__EXTRACTED ENTRIES__

#####

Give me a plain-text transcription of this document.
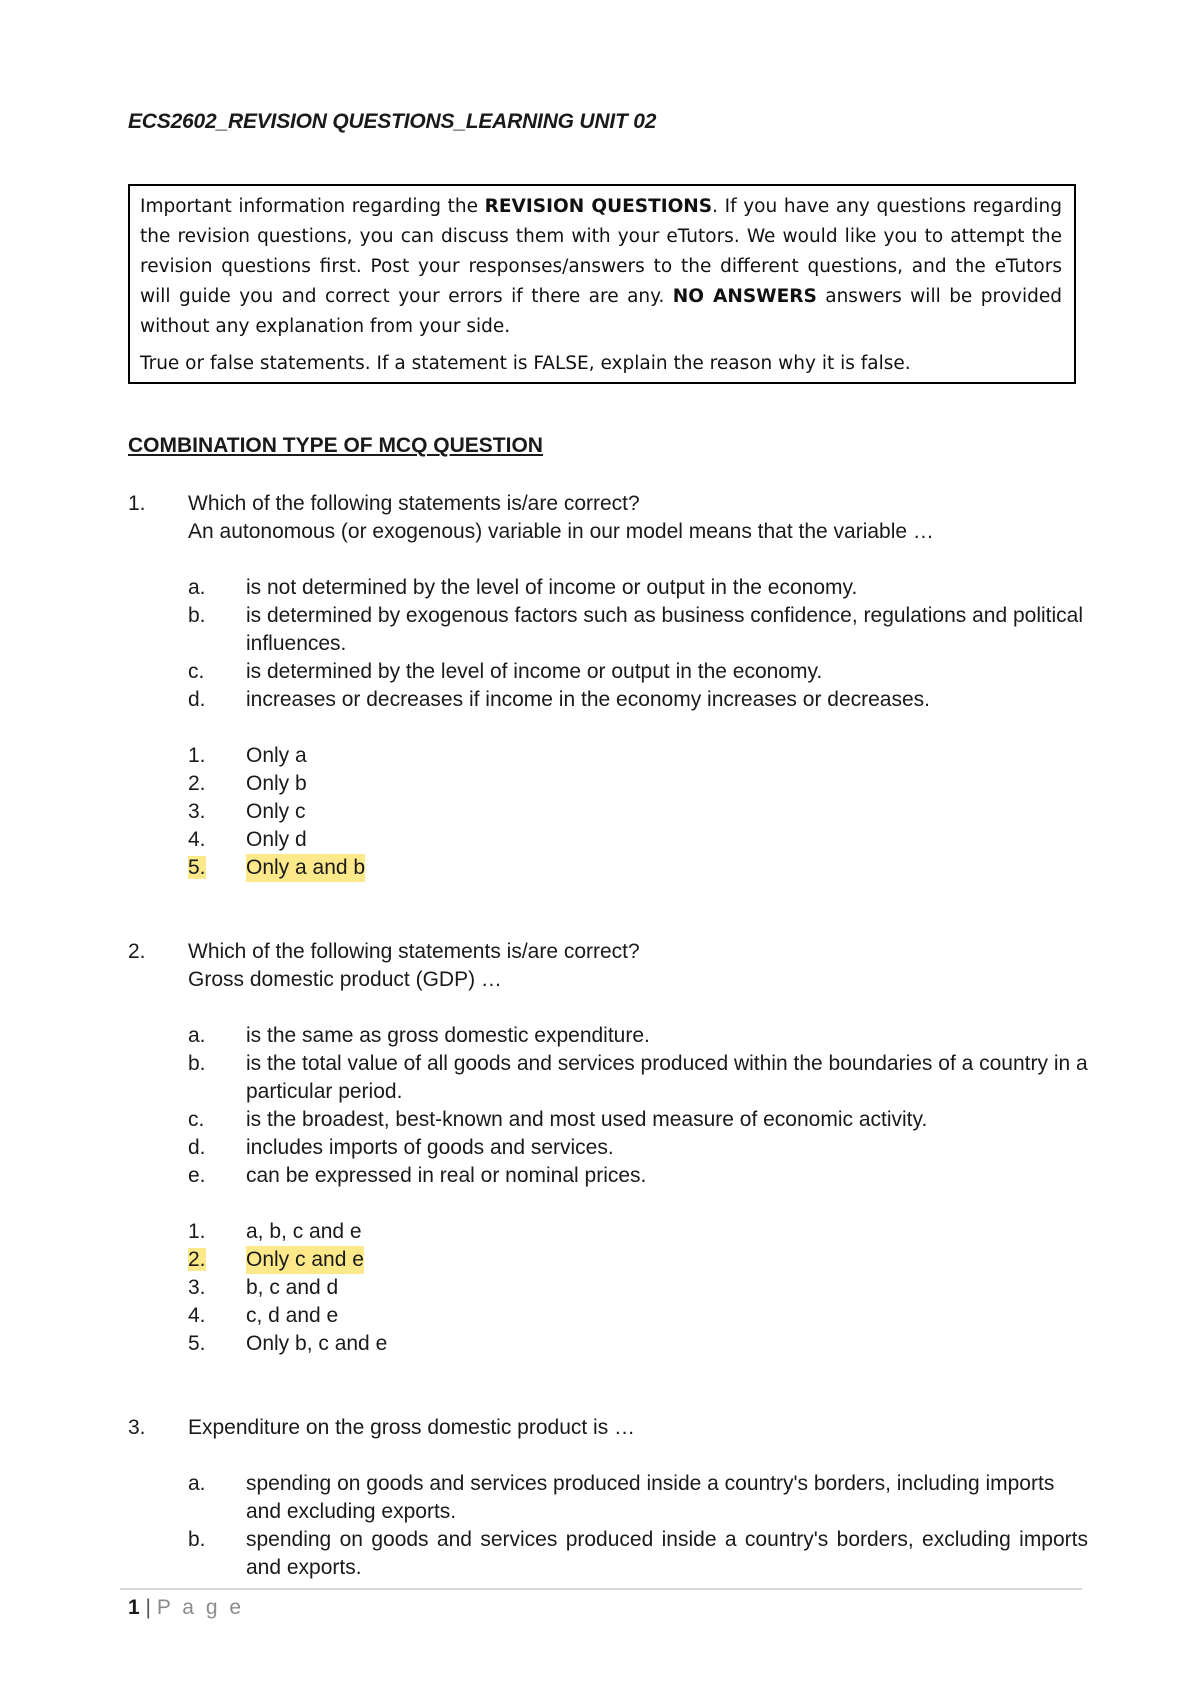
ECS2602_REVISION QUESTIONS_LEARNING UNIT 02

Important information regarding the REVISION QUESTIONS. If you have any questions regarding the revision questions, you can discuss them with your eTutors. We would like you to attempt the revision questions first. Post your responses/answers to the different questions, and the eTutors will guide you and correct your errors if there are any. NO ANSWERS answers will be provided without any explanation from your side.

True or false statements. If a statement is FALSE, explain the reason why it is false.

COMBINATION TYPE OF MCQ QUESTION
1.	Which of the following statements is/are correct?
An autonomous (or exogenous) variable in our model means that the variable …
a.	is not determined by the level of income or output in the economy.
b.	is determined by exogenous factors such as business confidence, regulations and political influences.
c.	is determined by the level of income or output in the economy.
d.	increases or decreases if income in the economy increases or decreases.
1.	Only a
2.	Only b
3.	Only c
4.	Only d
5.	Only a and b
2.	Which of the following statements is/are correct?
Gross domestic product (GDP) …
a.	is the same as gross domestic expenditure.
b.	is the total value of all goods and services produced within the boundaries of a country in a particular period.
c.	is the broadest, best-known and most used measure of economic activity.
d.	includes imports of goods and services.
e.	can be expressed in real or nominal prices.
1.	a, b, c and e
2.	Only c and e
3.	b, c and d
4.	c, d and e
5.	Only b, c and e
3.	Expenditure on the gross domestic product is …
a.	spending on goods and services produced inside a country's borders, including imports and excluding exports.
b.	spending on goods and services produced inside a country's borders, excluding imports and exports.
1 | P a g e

#####

Repeat verbatim all the material, but not the pictures.

__COMPLETED TASK__
Give me a plain-text transcription of this document.
ECS2602_REVISION QUESTIONS_LEARNING UNIT 02

Important information regarding the REVISION QUESTIONS. If you have any questions regarding the revision questions, you can discuss them with your eTutors. We would like you to attempt the revision questions first. Post your responses/answers to the different questions, and the eTutors will guide you and correct your errors if there are any. NO ANSWERS answers will be provided without any explanation from your side.

True or false statements. If a statement is FALSE, explain the reason why it is false.

COMBINATION TYPE OF MCQ QUESTION
1.	Which of the following statements is/are correct?
An autonomous (or exogenous) variable in our model means that the variable …
a.	is not determined by the level of income or output in the economy.
b.	is determined by exogenous factors such as business confidence, regulations and political influences.
c.	is determined by the level of income or output in the economy.
d.	increases or decreases if income in the economy increases or decreases.
1.	Only a
2.	Only b
3.	Only c
4.	Only d
5.	Only a and b
2.	Which of the following statements is/are correct?
Gross domestic product (GDP) …
a.	is the same as gross domestic expenditure.
b.	is the total value of all goods and services produced within the boundaries of a country in a particular period.
c.	is the broadest, best-known and most used measure of economic activity.
d.	includes imports of goods and services.
e.	can be expressed in real or nominal prices.
1.	a, b, c and e
2.	Only c and e
3.	b, c and d
4.	c, d and e
5.	Only b, c and e
3.	Expenditure on the gross domestic product is …
a.	spending on goods and services produced inside a country's borders, including imports and excluding exports.
b.	spending on goods and services produced inside a country's borders, excluding imports and exports.
1 | P a g e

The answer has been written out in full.